> _What needs to be done_
Check every line of the data below for the string "nhảy", and copy the ones that hold it.

> _Records for the task_
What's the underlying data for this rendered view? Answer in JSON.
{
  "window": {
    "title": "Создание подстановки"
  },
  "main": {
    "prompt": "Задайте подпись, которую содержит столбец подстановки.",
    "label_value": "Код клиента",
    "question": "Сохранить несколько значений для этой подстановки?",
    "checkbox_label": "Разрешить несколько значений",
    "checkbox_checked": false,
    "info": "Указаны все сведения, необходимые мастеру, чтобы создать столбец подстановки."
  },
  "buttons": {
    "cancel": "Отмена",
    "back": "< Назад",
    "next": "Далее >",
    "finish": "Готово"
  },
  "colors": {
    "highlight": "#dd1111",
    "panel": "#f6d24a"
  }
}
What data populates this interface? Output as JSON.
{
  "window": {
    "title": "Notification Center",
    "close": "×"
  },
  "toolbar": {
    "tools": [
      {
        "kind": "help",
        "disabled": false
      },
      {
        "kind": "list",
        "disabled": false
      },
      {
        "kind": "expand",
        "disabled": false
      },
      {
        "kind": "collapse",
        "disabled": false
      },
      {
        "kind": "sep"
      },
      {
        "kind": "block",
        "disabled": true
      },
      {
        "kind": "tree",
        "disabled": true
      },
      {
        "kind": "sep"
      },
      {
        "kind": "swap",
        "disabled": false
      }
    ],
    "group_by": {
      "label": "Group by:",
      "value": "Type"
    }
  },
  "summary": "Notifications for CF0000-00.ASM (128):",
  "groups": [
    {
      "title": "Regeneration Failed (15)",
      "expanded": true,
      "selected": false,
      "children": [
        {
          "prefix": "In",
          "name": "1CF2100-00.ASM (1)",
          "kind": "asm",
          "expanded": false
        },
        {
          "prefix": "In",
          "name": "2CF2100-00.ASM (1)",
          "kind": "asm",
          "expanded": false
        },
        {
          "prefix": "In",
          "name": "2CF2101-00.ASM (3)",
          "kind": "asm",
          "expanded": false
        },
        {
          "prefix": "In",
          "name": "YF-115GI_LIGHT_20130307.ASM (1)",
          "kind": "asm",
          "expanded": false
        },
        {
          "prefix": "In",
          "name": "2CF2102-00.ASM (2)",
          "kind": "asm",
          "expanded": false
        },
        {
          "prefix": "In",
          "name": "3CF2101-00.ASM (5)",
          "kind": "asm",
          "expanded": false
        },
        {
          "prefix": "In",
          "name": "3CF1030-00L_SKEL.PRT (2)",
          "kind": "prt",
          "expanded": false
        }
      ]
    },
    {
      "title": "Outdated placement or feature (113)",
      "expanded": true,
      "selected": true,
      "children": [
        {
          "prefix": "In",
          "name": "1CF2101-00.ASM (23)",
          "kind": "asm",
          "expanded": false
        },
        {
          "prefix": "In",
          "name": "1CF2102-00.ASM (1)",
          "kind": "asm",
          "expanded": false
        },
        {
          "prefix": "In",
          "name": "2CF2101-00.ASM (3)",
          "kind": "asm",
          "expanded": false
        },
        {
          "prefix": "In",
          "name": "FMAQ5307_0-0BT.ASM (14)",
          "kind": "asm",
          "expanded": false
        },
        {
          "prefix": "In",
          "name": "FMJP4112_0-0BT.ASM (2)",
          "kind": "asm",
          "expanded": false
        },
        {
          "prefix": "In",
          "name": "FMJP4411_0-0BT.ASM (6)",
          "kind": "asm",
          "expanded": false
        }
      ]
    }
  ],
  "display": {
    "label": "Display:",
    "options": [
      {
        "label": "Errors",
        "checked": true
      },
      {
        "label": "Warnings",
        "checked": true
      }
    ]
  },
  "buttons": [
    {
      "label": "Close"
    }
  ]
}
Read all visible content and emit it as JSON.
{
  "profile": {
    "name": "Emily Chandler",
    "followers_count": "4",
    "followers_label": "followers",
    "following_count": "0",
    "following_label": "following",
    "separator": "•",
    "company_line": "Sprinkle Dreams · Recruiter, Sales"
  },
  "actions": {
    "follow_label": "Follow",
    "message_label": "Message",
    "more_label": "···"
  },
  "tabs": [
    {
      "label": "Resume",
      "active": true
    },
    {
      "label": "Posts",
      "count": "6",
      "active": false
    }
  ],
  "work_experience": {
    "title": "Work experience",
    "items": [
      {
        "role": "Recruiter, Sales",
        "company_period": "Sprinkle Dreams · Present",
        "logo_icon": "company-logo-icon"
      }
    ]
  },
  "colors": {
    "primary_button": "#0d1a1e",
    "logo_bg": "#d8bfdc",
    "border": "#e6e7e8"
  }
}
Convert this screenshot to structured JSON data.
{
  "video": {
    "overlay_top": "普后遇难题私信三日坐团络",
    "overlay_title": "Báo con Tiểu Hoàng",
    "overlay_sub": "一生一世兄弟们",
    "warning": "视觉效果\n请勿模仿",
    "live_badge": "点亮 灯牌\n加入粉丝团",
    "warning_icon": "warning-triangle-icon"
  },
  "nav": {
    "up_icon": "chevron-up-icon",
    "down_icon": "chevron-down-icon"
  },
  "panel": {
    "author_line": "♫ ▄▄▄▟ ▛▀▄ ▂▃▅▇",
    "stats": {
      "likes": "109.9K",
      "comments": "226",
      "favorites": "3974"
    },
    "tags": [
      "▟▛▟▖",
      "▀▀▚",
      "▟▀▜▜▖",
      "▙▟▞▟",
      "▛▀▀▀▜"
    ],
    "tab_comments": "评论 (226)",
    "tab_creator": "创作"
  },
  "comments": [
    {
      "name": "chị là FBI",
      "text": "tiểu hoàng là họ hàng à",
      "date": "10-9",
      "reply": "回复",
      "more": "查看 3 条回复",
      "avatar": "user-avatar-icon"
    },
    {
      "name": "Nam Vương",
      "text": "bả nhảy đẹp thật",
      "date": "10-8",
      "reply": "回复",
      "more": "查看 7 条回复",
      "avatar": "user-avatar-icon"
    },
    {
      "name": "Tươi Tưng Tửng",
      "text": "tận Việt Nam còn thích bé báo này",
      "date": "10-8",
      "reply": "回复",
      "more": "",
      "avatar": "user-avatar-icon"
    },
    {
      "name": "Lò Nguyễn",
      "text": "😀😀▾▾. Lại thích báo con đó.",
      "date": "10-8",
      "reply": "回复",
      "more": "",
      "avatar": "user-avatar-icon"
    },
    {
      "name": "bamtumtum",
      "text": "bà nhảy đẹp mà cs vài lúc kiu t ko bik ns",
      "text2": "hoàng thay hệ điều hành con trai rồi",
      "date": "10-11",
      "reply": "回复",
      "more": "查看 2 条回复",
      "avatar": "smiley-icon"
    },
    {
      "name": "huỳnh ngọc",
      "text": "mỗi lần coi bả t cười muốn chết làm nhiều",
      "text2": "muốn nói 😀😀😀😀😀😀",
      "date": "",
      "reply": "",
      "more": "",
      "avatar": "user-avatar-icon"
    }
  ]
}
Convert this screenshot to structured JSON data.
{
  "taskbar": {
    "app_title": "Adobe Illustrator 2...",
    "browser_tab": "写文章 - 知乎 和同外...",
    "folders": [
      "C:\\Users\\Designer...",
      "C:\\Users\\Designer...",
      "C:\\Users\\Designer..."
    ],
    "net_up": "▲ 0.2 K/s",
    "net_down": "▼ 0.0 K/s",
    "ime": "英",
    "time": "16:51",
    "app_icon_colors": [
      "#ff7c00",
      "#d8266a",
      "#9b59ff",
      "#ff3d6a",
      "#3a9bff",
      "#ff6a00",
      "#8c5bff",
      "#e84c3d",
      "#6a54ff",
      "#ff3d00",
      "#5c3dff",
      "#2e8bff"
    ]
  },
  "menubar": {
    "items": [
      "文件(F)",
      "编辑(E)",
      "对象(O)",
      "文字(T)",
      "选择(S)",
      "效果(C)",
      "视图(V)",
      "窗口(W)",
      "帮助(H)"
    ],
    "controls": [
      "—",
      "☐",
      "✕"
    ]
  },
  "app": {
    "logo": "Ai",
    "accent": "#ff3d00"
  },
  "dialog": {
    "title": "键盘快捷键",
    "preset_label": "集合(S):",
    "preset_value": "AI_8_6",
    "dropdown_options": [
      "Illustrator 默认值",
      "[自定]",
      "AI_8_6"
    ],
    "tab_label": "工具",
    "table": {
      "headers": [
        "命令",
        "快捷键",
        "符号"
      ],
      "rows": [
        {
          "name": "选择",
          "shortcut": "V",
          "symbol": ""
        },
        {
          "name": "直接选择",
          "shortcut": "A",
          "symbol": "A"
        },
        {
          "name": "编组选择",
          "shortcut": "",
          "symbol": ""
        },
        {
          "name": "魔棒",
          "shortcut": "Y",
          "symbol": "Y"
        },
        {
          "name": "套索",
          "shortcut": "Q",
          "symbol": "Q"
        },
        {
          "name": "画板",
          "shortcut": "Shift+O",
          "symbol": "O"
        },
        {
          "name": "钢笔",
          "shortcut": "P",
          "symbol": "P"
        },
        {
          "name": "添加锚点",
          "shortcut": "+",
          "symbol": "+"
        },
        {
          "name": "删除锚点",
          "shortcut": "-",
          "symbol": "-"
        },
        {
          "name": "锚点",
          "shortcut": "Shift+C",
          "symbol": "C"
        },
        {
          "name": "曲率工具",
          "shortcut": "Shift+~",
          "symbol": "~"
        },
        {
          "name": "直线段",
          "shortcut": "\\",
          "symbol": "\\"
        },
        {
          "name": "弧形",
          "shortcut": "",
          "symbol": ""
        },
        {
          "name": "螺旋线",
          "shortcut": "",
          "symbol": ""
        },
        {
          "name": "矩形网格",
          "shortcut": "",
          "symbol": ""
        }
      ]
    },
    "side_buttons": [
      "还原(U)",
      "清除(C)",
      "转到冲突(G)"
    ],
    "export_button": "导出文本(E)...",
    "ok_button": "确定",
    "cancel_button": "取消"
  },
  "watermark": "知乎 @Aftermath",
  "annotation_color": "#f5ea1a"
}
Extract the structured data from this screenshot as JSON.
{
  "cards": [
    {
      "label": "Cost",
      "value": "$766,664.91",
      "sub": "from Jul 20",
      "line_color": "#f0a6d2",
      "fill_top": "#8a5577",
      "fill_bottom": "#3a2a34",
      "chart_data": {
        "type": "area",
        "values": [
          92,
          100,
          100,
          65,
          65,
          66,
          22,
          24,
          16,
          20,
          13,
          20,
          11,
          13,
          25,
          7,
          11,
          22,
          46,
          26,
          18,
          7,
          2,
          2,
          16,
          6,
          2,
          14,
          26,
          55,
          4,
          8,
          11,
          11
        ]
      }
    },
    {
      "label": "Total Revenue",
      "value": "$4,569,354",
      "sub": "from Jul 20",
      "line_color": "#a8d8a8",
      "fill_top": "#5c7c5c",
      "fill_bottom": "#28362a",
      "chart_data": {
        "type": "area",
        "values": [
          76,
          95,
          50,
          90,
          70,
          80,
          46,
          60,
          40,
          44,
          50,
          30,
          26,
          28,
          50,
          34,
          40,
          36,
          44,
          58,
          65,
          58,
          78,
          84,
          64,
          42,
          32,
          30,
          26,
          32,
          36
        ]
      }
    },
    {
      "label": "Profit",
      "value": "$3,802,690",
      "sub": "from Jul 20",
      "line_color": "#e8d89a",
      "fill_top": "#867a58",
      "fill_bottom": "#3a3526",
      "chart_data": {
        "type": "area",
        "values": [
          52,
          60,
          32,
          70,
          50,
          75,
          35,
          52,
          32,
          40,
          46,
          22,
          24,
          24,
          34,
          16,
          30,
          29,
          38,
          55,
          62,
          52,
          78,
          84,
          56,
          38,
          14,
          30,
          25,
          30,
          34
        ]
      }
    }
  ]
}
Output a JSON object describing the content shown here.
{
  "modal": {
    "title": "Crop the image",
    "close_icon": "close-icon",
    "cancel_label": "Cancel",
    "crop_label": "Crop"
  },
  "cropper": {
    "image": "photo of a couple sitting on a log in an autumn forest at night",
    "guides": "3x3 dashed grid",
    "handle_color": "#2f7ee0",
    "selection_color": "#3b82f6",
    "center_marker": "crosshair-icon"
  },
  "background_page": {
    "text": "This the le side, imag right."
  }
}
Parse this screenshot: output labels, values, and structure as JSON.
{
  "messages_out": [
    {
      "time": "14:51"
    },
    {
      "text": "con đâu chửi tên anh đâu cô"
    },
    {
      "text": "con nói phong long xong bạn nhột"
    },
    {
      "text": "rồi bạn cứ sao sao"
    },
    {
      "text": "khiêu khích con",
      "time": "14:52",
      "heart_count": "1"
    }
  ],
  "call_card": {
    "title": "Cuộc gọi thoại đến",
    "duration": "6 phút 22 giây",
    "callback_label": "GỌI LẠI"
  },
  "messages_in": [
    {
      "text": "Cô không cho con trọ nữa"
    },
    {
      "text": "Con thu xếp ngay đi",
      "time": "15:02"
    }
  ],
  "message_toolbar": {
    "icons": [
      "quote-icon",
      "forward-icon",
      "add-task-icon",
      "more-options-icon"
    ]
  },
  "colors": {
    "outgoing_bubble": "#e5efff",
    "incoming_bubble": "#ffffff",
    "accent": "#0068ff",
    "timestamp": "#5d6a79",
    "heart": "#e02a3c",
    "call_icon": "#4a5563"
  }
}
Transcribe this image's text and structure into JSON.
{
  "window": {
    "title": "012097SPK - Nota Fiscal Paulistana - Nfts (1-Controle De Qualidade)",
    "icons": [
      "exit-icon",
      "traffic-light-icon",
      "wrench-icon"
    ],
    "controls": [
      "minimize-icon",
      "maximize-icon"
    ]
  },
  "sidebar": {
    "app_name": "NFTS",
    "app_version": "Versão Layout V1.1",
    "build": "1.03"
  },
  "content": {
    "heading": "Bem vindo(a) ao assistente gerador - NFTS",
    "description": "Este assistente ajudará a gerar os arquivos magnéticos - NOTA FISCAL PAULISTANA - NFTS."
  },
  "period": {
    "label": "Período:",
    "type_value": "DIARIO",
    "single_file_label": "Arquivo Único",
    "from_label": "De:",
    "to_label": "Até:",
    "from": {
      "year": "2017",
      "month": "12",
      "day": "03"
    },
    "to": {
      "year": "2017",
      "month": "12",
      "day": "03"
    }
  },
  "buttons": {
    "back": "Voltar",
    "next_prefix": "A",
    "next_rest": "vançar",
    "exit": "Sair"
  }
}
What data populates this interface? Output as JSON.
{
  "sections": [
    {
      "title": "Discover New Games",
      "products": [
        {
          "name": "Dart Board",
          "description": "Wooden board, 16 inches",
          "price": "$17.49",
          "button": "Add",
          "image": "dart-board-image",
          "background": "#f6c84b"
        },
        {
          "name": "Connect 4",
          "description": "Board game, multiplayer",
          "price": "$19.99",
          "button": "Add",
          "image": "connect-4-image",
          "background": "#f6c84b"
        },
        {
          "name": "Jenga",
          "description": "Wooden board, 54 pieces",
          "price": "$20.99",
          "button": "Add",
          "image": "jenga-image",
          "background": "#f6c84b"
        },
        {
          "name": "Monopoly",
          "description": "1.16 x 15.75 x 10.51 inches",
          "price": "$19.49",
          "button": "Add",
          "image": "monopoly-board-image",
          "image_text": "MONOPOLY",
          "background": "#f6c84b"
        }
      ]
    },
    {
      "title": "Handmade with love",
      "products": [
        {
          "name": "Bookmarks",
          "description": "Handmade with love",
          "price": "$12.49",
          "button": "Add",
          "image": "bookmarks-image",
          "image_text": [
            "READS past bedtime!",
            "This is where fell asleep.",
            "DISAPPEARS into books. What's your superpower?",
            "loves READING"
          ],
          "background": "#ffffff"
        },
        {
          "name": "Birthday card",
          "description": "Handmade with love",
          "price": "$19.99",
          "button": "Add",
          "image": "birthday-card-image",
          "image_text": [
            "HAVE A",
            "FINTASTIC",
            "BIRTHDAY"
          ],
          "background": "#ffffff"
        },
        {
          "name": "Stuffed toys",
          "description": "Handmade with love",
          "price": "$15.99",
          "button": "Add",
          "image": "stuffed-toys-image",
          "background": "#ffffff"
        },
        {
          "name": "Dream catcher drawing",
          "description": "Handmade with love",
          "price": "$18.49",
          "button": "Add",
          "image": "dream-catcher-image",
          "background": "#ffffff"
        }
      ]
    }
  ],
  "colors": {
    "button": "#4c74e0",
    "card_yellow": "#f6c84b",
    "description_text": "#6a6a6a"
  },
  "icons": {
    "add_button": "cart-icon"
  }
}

> _Solution to this exercise_
      "text": "bả nhảy đẹp thật",
      "text": "bà nhảy đẹp mà cs vài lúc kiu t ko bik ns",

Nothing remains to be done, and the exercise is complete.